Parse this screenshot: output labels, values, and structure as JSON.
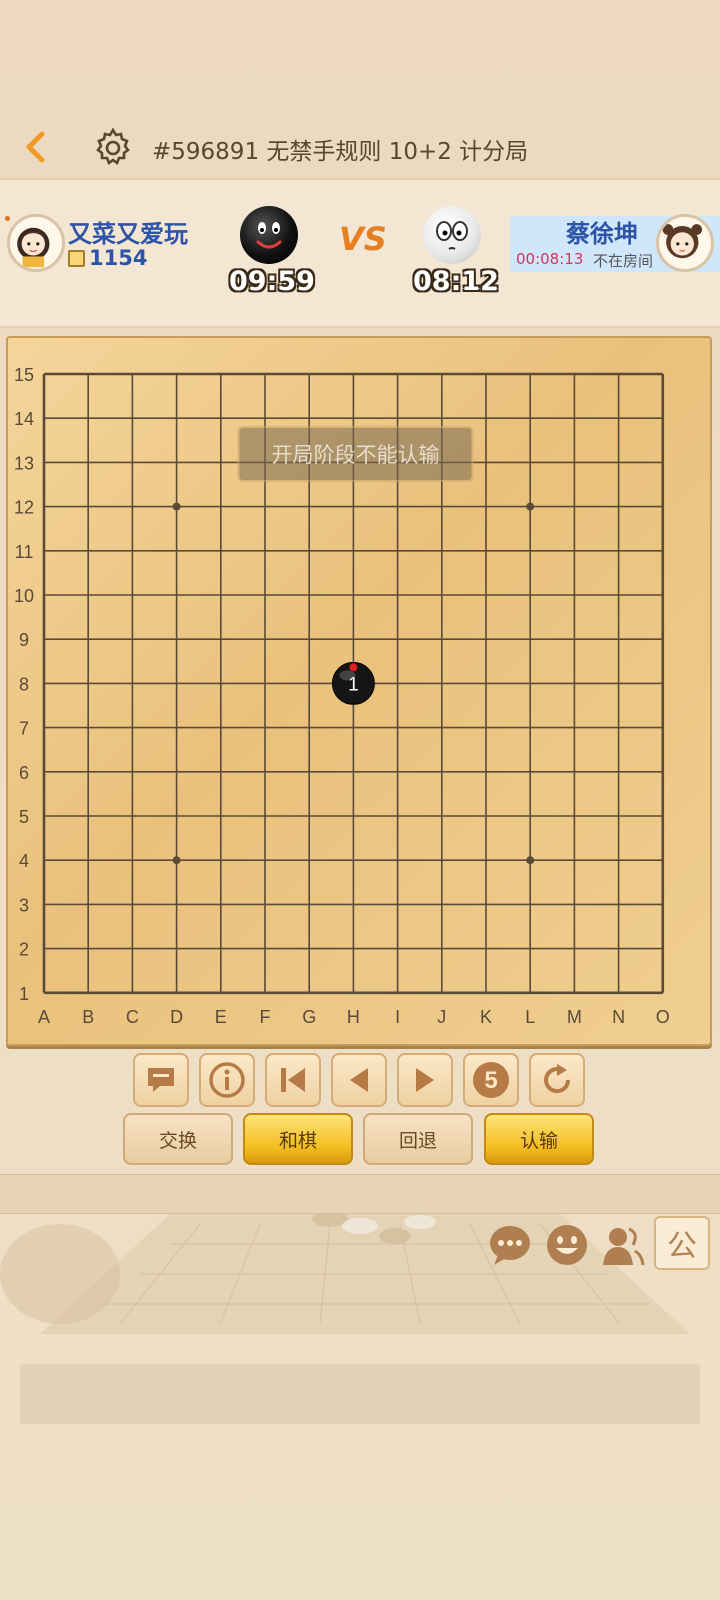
{
  "header": {
    "title": "#596891  无禁手规则  10+2 计分局"
  },
  "player_black": {
    "name": "又菜又爱玩",
    "score": "1154",
    "timer": "09:59"
  },
  "vs_label": "VS",
  "player_white": {
    "name": "蔡徐坤",
    "timer": "08:12",
    "room_timer": "00:08:13",
    "status": "不在房间"
  },
  "board": {
    "size": 15,
    "columns": [
      "A",
      "B",
      "C",
      "D",
      "E",
      "F",
      "G",
      "H",
      "I",
      "J",
      "K",
      "L",
      "M",
      "N",
      "O"
    ],
    "rows": [
      "15",
      "14",
      "13",
      "12",
      "11",
      "10",
      "9",
      "8",
      "7",
      "6",
      "5",
      "4",
      "3",
      "2",
      "1"
    ],
    "toast": "开局阶段不能认输",
    "star_points": [
      "D12",
      "L12",
      "D4",
      "L4"
    ],
    "stones": [
      {
        "move": "1",
        "color": "black",
        "position": "H8",
        "last_move": true
      }
    ]
  },
  "controls": {
    "icons": [
      "chat-bubble-icon",
      "info-icon",
      "first-move-icon",
      "prev-move-icon",
      "next-move-icon",
      "number-five-icon",
      "refresh-icon"
    ],
    "five_label": "5"
  },
  "actions": {
    "swap": "交换",
    "draw": "和棋",
    "undo": "回退",
    "resign": "认输"
  },
  "bottom_bar": {
    "public_label": "公"
  },
  "colors": {
    "name_blue": "#2e54a8",
    "accent_orange": "#e67e22",
    "timer_red": "#d6345a",
    "gold_button": "#f2bc1e"
  }
}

> WHAT IS NEEDED: Omit the images and transcribe all of the records above word for word.

> RESPONSE:
Parse this screenshot: output labels, values, and structure as JSON.
{
  "header": {
    "title": "#596891  无禁手规则  10+2 计分局"
  },
  "player_black": {
    "name": "又菜又爱玩",
    "score": "1154",
    "timer": "09:59"
  },
  "vs_label": "VS",
  "player_white": {
    "name": "蔡徐坤",
    "timer": "08:12",
    "room_timer": "00:08:13",
    "status": "不在房间"
  },
  "board": {
    "size": 15,
    "columns": [
      "A",
      "B",
      "C",
      "D",
      "E",
      "F",
      "G",
      "H",
      "I",
      "J",
      "K",
      "L",
      "M",
      "N",
      "O"
    ],
    "rows": [
      "15",
      "14",
      "13",
      "12",
      "11",
      "10",
      "9",
      "8",
      "7",
      "6",
      "5",
      "4",
      "3",
      "2",
      "1"
    ],
    "toast": "开局阶段不能认输",
    "star_points": [
      "D12",
      "L12",
      "D4",
      "L4"
    ],
    "stones": [
      {
        "move": "1",
        "color": "black",
        "position": "H8",
        "last_move": true
      }
    ]
  },
  "controls": {
    "icons": [
      "chat-bubble-icon",
      "info-icon",
      "first-move-icon",
      "prev-move-icon",
      "next-move-icon",
      "number-five-icon",
      "refresh-icon"
    ],
    "five_label": "5"
  },
  "actions": {
    "swap": "交换",
    "draw": "和棋",
    "undo": "回退",
    "resign": "认输"
  },
  "bottom_bar": {
    "public_label": "公"
  },
  "colors": {
    "name_blue": "#2e54a8",
    "accent_orange": "#e67e22",
    "timer_red": "#d6345a",
    "gold_button": "#f2bc1e"
  }
}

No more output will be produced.